Supplied records:

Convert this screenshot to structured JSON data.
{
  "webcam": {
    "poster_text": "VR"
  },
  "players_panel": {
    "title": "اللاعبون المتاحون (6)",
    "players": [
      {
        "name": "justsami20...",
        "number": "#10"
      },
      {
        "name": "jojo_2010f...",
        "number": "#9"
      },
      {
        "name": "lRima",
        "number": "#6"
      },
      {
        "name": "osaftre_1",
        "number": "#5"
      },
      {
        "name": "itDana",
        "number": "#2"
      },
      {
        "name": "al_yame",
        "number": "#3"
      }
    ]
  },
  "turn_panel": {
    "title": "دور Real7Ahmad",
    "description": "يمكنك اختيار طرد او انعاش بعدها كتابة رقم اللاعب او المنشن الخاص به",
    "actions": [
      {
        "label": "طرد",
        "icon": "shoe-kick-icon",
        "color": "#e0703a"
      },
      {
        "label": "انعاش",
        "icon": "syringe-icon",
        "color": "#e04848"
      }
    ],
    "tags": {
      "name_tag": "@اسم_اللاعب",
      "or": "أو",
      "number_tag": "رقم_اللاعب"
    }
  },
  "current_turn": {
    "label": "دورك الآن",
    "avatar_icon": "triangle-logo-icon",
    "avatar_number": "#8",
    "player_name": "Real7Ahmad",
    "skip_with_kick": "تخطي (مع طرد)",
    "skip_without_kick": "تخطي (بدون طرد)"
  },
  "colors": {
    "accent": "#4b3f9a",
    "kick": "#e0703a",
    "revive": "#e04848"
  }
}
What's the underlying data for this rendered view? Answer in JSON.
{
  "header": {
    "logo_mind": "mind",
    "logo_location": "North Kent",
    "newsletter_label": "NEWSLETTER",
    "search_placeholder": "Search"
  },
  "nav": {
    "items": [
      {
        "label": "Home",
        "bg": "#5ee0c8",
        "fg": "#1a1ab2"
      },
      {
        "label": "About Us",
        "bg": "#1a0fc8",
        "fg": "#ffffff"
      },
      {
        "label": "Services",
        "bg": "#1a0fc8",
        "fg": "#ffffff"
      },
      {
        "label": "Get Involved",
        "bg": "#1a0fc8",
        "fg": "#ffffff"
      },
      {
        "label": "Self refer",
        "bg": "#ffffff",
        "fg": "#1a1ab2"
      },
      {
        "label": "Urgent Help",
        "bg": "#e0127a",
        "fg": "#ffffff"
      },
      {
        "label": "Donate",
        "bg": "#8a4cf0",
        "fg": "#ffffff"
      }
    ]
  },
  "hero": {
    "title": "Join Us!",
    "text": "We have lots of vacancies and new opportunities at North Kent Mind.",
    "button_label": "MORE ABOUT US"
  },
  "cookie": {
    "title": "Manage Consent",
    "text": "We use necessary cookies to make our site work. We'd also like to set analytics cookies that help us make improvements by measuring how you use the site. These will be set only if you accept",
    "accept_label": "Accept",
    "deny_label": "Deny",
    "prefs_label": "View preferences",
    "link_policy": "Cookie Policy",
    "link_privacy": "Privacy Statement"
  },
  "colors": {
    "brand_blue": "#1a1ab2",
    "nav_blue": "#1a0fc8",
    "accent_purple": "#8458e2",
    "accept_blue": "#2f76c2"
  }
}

Task prompt: Exactly as they are written, print the entries again.

The reply:
Convert this screenshot to structured JSON data.
{
  "webcam": {
    "poster_text": "VR"
  },
  "players_panel": {
    "title": "اللاعبون المتاحون (6)",
    "players": [
      {
        "name": "justsami20...",
        "number": "#10"
      },
      {
        "name": "jojo_2010f...",
        "number": "#9"
      },
      {
        "name": "lRima",
        "number": "#6"
      },
      {
        "name": "osaftre_1",
        "number": "#5"
      },
      {
        "name": "itDana",
        "number": "#2"
      },
      {
        "name": "al_yame",
        "number": "#3"
      }
    ]
  },
  "turn_panel": {
    "title": "دور Real7Ahmad",
    "description": "يمكنك اختيار طرد او انعاش بعدها كتابة رقم اللاعب او المنشن الخاص به",
    "actions": [
      {
        "label": "طرد",
        "icon": "shoe-kick-icon",
        "color": "#e0703a"
      },
      {
        "label": "انعاش",
        "icon": "syringe-icon",
        "color": "#e04848"
      }
    ],
    "tags": {
      "name_tag": "@اسم_اللاعب",
      "or": "أو",
      "number_tag": "رقم_اللاعب"
    }
  },
  "current_turn": {
    "label": "دورك الآن",
    "avatar_icon": "triangle-logo-icon",
    "avatar_number": "#8",
    "player_name": "Real7Ahmad",
    "skip_with_kick": "تخطي (مع طرد)",
    "skip_without_kick": "تخطي (بدون طرد)"
  },
  "colors": {
    "accent": "#4b3f9a",
    "kick": "#e0703a",
    "revive": "#e04848"
  }
}
What's the underlying data for this rendered view? Answer in JSON.
{
  "header": {
    "logo_mind": "mind",
    "logo_location": "North Kent",
    "newsletter_label": "NEWSLETTER",
    "search_placeholder": "Search"
  },
  "nav": {
    "items": [
      {
        "label": "Home",
        "bg": "#5ee0c8",
        "fg": "#1a1ab2"
      },
      {
        "label": "About Us",
        "bg": "#1a0fc8",
        "fg": "#ffffff"
      },
      {
        "label": "Services",
        "bg": "#1a0fc8",
        "fg": "#ffffff"
      },
      {
        "label": "Get Involved",
        "bg": "#1a0fc8",
        "fg": "#ffffff"
      },
      {
        "label": "Self refer",
        "bg": "#ffffff",
        "fg": "#1a1ab2"
      },
      {
        "label": "Urgent Help",
        "bg": "#e0127a",
        "fg": "#ffffff"
      },
      {
        "label": "Donate",
        "bg": "#8a4cf0",
        "fg": "#ffffff"
      }
    ]
  },
  "hero": {
    "title": "Join Us!",
    "text": "We have lots of vacancies and new opportunities at North Kent Mind.",
    "button_label": "MORE ABOUT US"
  },
  "cookie": {
    "title": "Manage Consent",
    "text": "We use necessary cookies to make our site work. We'd also like to set analytics cookies that help us make improvements by measuring how you use the site. These will be set only if you accept",
    "accept_label": "Accept",
    "deny_label": "Deny",
    "prefs_label": "View preferences",
    "link_policy": "Cookie Policy",
    "link_privacy": "Privacy Statement"
  },
  "colors": {
    "brand_blue": "#1a1ab2",
    "nav_blue": "#1a0fc8",
    "accent_purple": "#8458e2",
    "accept_blue": "#2f76c2"
  }
}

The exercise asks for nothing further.